◆ What to do: Of all the lines in the material, how many include the word "Application"? Give only the number.

◆ Given records:
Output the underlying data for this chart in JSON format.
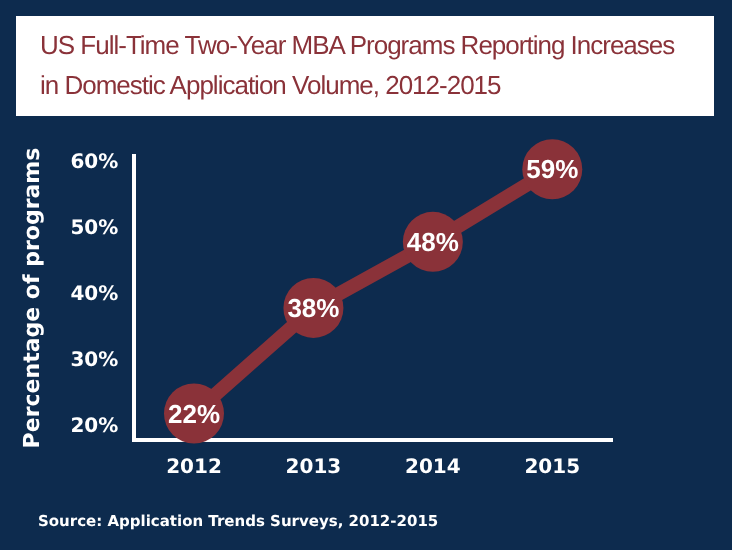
{
  "chart_data": {
    "type": "line",
    "title": "US Full-Time Two-Year MBA Programs Reporting Increases in Domestic Application Volume, 2012-2015",
    "ylabel": "Percentage of programs",
    "annotations": [
      "Source: Application Trends Surveys, 2012-2015"
    ],
    "categories": [
      "2012",
      "2013",
      "2014",
      "2015"
    ],
    "series": [
      {
        "color": "#8a3239",
        "values": [
          22,
          38,
          48,
          59
        ],
        "value_labels": [
          "22%",
          "38%",
          "48%",
          "59%"
        ]
      }
    ],
    "ylim": [
      18,
      61
    ],
    "yticks": [
      {
        "value": 20,
        "label": "20%"
      },
      {
        "value": 30,
        "label": "30%"
      },
      {
        "value": 40,
        "label": "40%"
      },
      {
        "value": 50,
        "label": "50%"
      },
      {
        "value": 60,
        "label": "60%"
      }
    ],
    "grid": false,
    "legend": false,
    "marker": "circle",
    "line_style": "solid"
  }
}
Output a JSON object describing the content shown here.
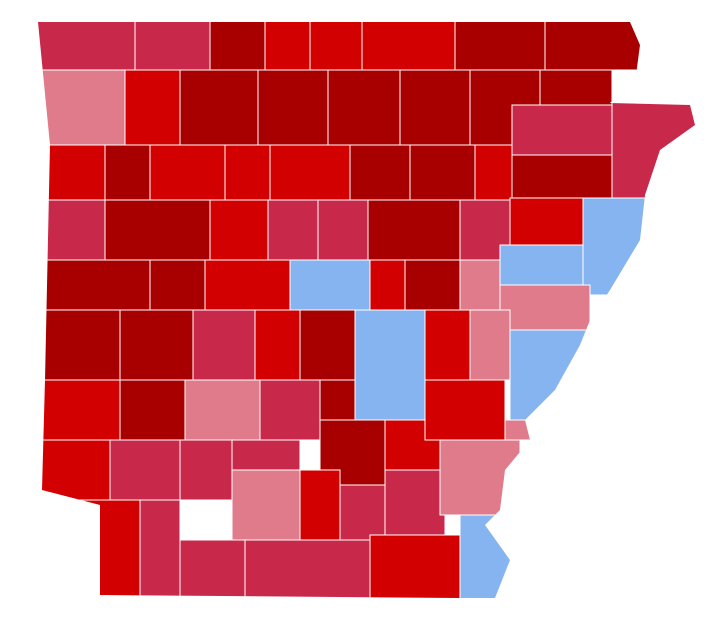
{
  "map": {
    "shades": [
      "#a80000",
      "#d20000",
      "#c8294a",
      "#e07b8c",
      "#86b4f0"
    ]
  }
}
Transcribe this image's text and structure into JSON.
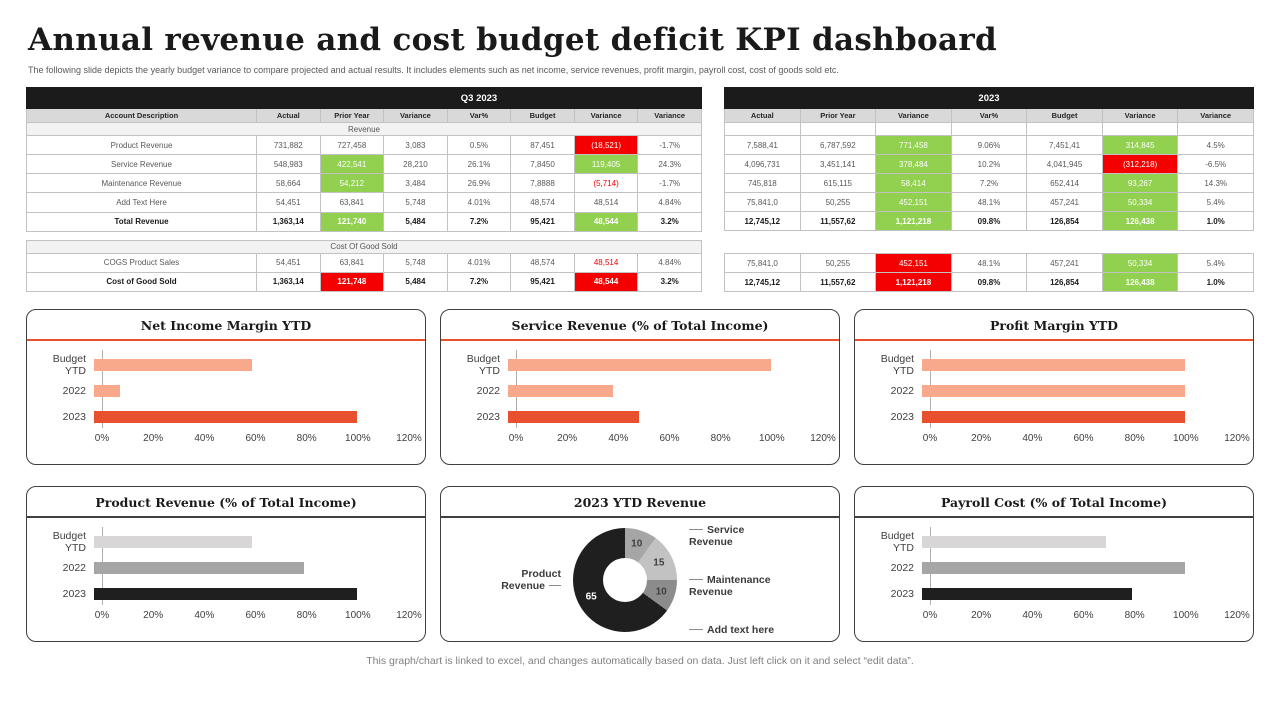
{
  "slide": {
    "title": "Annual revenue and cost budget deficit KPI dashboard",
    "subtitle": "The following slide depicts the yearly budget variance to compare projected and actual results. It includes elements such as net income, service revenues, profit margin, payroll cost, cost of goods sold etc.",
    "footer": "This graph/chart is linked to excel, and changes automatically based on data. Just left click on it and select “edit data”."
  },
  "tables": {
    "left": {
      "period": "Q3 2023",
      "headers": [
        "Account Description",
        "Actual",
        "Prior Year",
        "Variance",
        "Var%",
        "Budget",
        "Variance",
        "Variance"
      ],
      "rows": [
        {
          "kind": "section",
          "label": "Revenue"
        },
        {
          "kind": "data",
          "label": "Product  Revenue",
          "cells": [
            {
              "t": "731,882"
            },
            {
              "t": "727,458"
            },
            {
              "t": "3,083"
            },
            {
              "t": "0.5%"
            },
            {
              "t": "87,451"
            },
            {
              "t": "(18,521)",
              "s": "r"
            },
            {
              "t": "-1.7%"
            }
          ]
        },
        {
          "kind": "data",
          "label": "Service Revenue",
          "cells": [
            {
              "t": "548,983"
            },
            {
              "t": "422,541",
              "s": "g"
            },
            {
              "t": "28,210"
            },
            {
              "t": "26.1%"
            },
            {
              "t": "7,8450"
            },
            {
              "t": "119,405",
              "s": "g"
            },
            {
              "t": "24.3%"
            }
          ]
        },
        {
          "kind": "data",
          "label": "Maintenance  Revenue",
          "cells": [
            {
              "t": "58,664"
            },
            {
              "t": "54,212",
              "s": "g"
            },
            {
              "t": "3,484"
            },
            {
              "t": "26.9%"
            },
            {
              "t": "7,8888"
            },
            {
              "t": "(5,714)",
              "s": "rt"
            },
            {
              "t": "-1.7%"
            }
          ]
        },
        {
          "kind": "data",
          "label": "Add Text Here",
          "cells": [
            {
              "t": "54,451"
            },
            {
              "t": "63,841"
            },
            {
              "t": "5,748"
            },
            {
              "t": "4.01%"
            },
            {
              "t": "48,574"
            },
            {
              "t": "48,514"
            },
            {
              "t": "4.84%"
            }
          ]
        },
        {
          "kind": "total",
          "label": "Total Revenue",
          "cells": [
            {
              "t": "1,363,14"
            },
            {
              "t": "121,740",
              "s": "g"
            },
            {
              "t": "5,484"
            },
            {
              "t": "7.2%"
            },
            {
              "t": "95,421"
            },
            {
              "t": "48,544",
              "s": "g"
            },
            {
              "t": "3.2%"
            }
          ]
        },
        {
          "kind": "gap",
          "h": 9
        },
        {
          "kind": "section",
          "label": "Cost Of Good Sold"
        },
        {
          "kind": "data",
          "label": "COGS Product Sales",
          "cells": [
            {
              "t": "54,451"
            },
            {
              "t": "63,841"
            },
            {
              "t": "5,748"
            },
            {
              "t": "4.01%"
            },
            {
              "t": "48,574"
            },
            {
              "t": "48,514",
              "s": "rt"
            },
            {
              "t": "4.84%"
            }
          ]
        },
        {
          "kind": "total",
          "label": "Cost of Good Sold",
          "cells": [
            {
              "t": "1,363,14"
            },
            {
              "t": "121,748",
              "s": "r"
            },
            {
              "t": "5,484"
            },
            {
              "t": "7.2%"
            },
            {
              "t": "95,421"
            },
            {
              "t": "48,544",
              "s": "r"
            },
            {
              "t": "3.2%"
            }
          ]
        }
      ]
    },
    "right": {
      "period": "2023",
      "headers": [
        "Actual",
        "Prior Year",
        "Variance",
        "Var%",
        "Budget",
        "Variance",
        "Variance"
      ],
      "rows": [
        {
          "kind": "blank",
          "h": 13
        },
        {
          "kind": "data",
          "cells": [
            {
              "t": "7,588,41"
            },
            {
              "t": "6,787,592"
            },
            {
              "t": "771,458",
              "s": "g"
            },
            {
              "t": "9.06%"
            },
            {
              "t": "7,451,41"
            },
            {
              "t": "314,845",
              "s": "g"
            },
            {
              "t": "4.5%"
            }
          ]
        },
        {
          "kind": "data",
          "cells": [
            {
              "t": "4,096,731"
            },
            {
              "t": "3,451,141"
            },
            {
              "t": "378,484",
              "s": "g"
            },
            {
              "t": "10.2%"
            },
            {
              "t": "4,041,945"
            },
            {
              "t": "(312,218)",
              "s": "r"
            },
            {
              "t": "-6.5%"
            }
          ]
        },
        {
          "kind": "data",
          "cells": [
            {
              "t": "745,818"
            },
            {
              "t": "615,115"
            },
            {
              "t": "58,414",
              "s": "g"
            },
            {
              "t": "7.2%"
            },
            {
              "t": "652,414"
            },
            {
              "t": "93,267",
              "s": "g"
            },
            {
              "t": "14.3%"
            }
          ]
        },
        {
          "kind": "data",
          "cells": [
            {
              "t": "75,841,0"
            },
            {
              "t": "50,255"
            },
            {
              "t": "452,151",
              "s": "g"
            },
            {
              "t": "48.1%"
            },
            {
              "t": "457,241"
            },
            {
              "t": "50,334",
              "s": "g"
            },
            {
              "t": "5.4%"
            }
          ]
        },
        {
          "kind": "total",
          "cells": [
            {
              "t": "12,745,12"
            },
            {
              "t": "11,557,62"
            },
            {
              "t": "1,121,218",
              "s": "g"
            },
            {
              "t": "09.8%"
            },
            {
              "t": "126,854"
            },
            {
              "t": "126,438",
              "s": "g"
            },
            {
              "t": "1.0%"
            }
          ]
        },
        {
          "kind": "gap",
          "h": 23
        },
        {
          "kind": "data",
          "cells": [
            {
              "t": "75,841,0"
            },
            {
              "t": "50,255"
            },
            {
              "t": "452,151",
              "s": "r"
            },
            {
              "t": "48.1%"
            },
            {
              "t": "457,241"
            },
            {
              "t": "50,334",
              "s": "g"
            },
            {
              "t": "5.4%"
            }
          ]
        },
        {
          "kind": "total",
          "cells": [
            {
              "t": "12,745,12"
            },
            {
              "t": "11,557,62"
            },
            {
              "t": "1,121,218",
              "s": "r"
            },
            {
              "t": "09.8%"
            },
            {
              "t": "126,854"
            },
            {
              "t": "126,438",
              "s": "g"
            },
            {
              "t": "1.0%"
            }
          ]
        }
      ]
    }
  },
  "chart_data": [
    {
      "type": "bar",
      "title": "Net Income  Margin YTD",
      "categories": [
        "Budget YTD",
        "2022",
        "2023"
      ],
      "values": [
        60,
        10,
        100
      ],
      "colors": [
        "#F8A98B",
        "#F8A98B",
        "#E8502E"
      ],
      "accent": "#E8502E",
      "xticks": [
        "0%",
        "20%",
        "40%",
        "60%",
        "80%",
        "100%",
        "120%"
      ],
      "xlim": [
        0,
        120
      ],
      "xlabel": "",
      "ylabel": ""
    },
    {
      "type": "bar",
      "title": "Service Revenue (% of Total Income)",
      "categories": [
        "Budget YTD",
        "2022",
        "2023"
      ],
      "values": [
        100,
        40,
        50
      ],
      "colors": [
        "#F8A98B",
        "#F8A98B",
        "#E8502E"
      ],
      "accent": "#E8502E",
      "xticks": [
        "0%",
        "20%",
        "40%",
        "60%",
        "80%",
        "100%",
        "120%"
      ],
      "xlim": [
        0,
        120
      ],
      "xlabel": "",
      "ylabel": ""
    },
    {
      "type": "bar",
      "title": "Profit Margin YTD",
      "categories": [
        "Budget YTD",
        "2022",
        "2023"
      ],
      "values": [
        100,
        100,
        100
      ],
      "colors": [
        "#F8A98B",
        "#F8A98B",
        "#E8502E"
      ],
      "accent": "#E8502E",
      "xticks": [
        "0%",
        "20%",
        "40%",
        "60%",
        "80%",
        "100%",
        "120%"
      ],
      "xlim": [
        0,
        120
      ],
      "xlabel": "",
      "ylabel": ""
    },
    {
      "type": "bar",
      "title": "Product  Revenue (% of Total Income)",
      "categories": [
        "Budget YTD",
        "2022",
        "2023"
      ],
      "values": [
        60,
        80,
        100
      ],
      "colors": [
        "#D8D6D6",
        "#A6A6A6",
        "#1F1F1F"
      ],
      "accent": "#404040",
      "xticks": [
        "0%",
        "20%",
        "40%",
        "60%",
        "80%",
        "100%",
        "120%"
      ],
      "xlim": [
        0,
        120
      ],
      "xlabel": "",
      "ylabel": ""
    },
    {
      "type": "donut",
      "title": "2023 YTD Revenue",
      "accent": "#404040",
      "slices": [
        {
          "label": "Service Revenue",
          "value": 10,
          "color": "#A6A6A6"
        },
        {
          "label": "Maintenance Revenue",
          "value": 15,
          "color": "#C3C2C2"
        },
        {
          "label": "Add text here",
          "value": 10,
          "color": "#8C8C8C"
        },
        {
          "label": "Product Revenue",
          "value": 65,
          "color": "#1F1F1F",
          "text_color": "#FFFFFF"
        }
      ],
      "label_layout": {
        "left": [
          3
        ],
        "right": [
          0,
          1,
          2
        ]
      }
    },
    {
      "type": "bar",
      "title": "Payroll Cost (% of Total Income)",
      "categories": [
        "Budget YTD",
        "2022",
        "2023"
      ],
      "values": [
        70,
        100,
        80
      ],
      "colors": [
        "#D8D6D6",
        "#A6A6A6",
        "#1F1F1F"
      ],
      "accent": "#404040",
      "xticks": [
        "0%",
        "20%",
        "40%",
        "60%",
        "80%",
        "100%",
        "120%"
      ],
      "xlim": [
        0,
        120
      ],
      "xlabel": "",
      "ylabel": ""
    }
  ]
}
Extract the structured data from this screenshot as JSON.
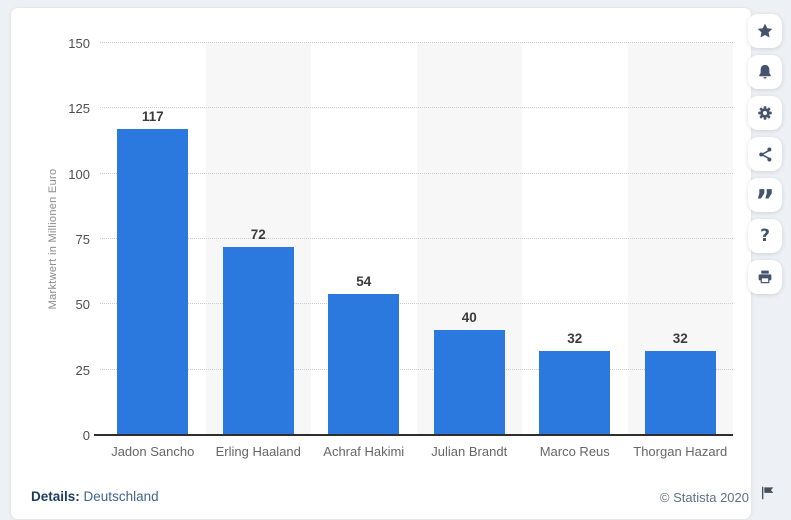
{
  "chart_data": {
    "type": "bar",
    "title": "",
    "categories": [
      "Jadon Sancho",
      "Erling Haaland",
      "Achraf Hakimi",
      "Julian Brandt",
      "Marco Reus",
      "Thorgan Hazard"
    ],
    "values": [
      117,
      72,
      54,
      40,
      32,
      32
    ],
    "xlabel": "",
    "ylabel": "Marktwert in Millionen Euro",
    "ylim": [
      0,
      150
    ],
    "yticks": [
      0,
      25,
      50,
      75,
      100,
      125,
      150
    ],
    "grid": "horizontal-dotted",
    "legend": "none",
    "bar_color": "#2b78de",
    "stripe_color": "#f7f7f7",
    "value_labels_shown": true
  },
  "footer": {
    "details_label": "Details:",
    "details_value": "Deutschland",
    "copyright": "© Statista 2020"
  },
  "toolbar": {
    "icons": [
      "favorite-star",
      "notifications-bell",
      "settings-gear",
      "share",
      "citation-quote",
      "help-question",
      "print"
    ],
    "help_glyph": "?",
    "citation_glyph": "”",
    "icon_color": "#44546e"
  },
  "misc": {
    "flag_icon": "report-flag"
  }
}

◆ Response to this task: 2